Task statement » Print each line of the material again, keeping everything exact.

Supplied information »
● ● ● ● ●
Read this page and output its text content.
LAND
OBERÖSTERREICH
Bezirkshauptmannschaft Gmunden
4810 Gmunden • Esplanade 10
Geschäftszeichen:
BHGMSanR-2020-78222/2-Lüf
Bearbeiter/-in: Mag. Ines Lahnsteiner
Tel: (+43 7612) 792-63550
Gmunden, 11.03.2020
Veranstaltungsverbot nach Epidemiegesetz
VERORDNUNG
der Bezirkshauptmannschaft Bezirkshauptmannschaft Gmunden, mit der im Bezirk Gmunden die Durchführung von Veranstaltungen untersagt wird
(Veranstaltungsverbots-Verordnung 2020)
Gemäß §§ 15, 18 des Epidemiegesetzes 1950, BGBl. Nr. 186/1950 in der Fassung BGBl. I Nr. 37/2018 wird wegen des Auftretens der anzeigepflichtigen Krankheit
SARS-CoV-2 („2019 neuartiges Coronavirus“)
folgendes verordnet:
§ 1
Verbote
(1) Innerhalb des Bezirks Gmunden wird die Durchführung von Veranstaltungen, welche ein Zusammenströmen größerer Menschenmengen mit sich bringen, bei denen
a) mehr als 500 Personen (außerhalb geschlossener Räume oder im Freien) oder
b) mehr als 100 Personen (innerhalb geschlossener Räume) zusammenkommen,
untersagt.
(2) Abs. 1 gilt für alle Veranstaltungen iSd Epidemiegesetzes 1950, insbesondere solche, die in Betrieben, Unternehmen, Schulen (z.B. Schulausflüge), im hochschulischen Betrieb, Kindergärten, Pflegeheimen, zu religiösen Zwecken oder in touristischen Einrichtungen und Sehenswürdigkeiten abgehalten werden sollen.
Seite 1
● ● ● ● ●
Answer space »
Read this page and output its text content.
LAND
OBERÖSTERREICH
Bezirkshauptmannschaft Gmunden
4810 Gmunden • Esplanade 10
Geschäftszeichen:
BHGMSanR-2020-78222/2-Lüf
Bearbeiter/-in: Mag. Ines Lahnsteiner
Tel: (+43 7612) 792-63550
Gmunden, 11.03.2020
Veranstaltungsverbot nach Epidemiegesetz
VERORDNUNG
der Bezirkshauptmannschaft Bezirkshauptmannschaft Gmunden, mit der im Bezirk Gmunden die Durchführung von Veranstaltungen untersagt wird
(Veranstaltungsverbots-Verordnung 2020)
Gemäß §§ 15, 18 des Epidemiegesetzes 1950, BGBl. Nr. 186/1950 in der Fassung BGBl. I Nr. 37/2018 wird wegen des Auftretens der anzeigepflichtigen Krankheit
SARS-CoV-2 („2019 neuartiges Coronavirus“)
folgendes verordnet:
§ 1
Verbote
(1) Innerhalb des Bezirks Gmunden wird die Durchführung von Veranstaltungen, welche ein Zusammenströmen größerer Menschenmengen mit sich bringen, bei denen
a) mehr als 500 Personen (außerhalb geschlossener Räume oder im Freien) oder
b) mehr als 100 Personen (innerhalb geschlossener Räume) zusammenkommen,
untersagt.
(2) Abs. 1 gilt für alle Veranstaltungen iSd Epidemiegesetzes 1950, insbesondere solche, die in Betrieben, Unternehmen, Schulen (z.B. Schulausflüge), im hochschulischen Betrieb, Kindergärten, Pflegeheimen, zu religiösen Zwecken oder in touristischen Einrichtungen und Sehenswürdigkeiten abgehalten werden sollen.
Seite 1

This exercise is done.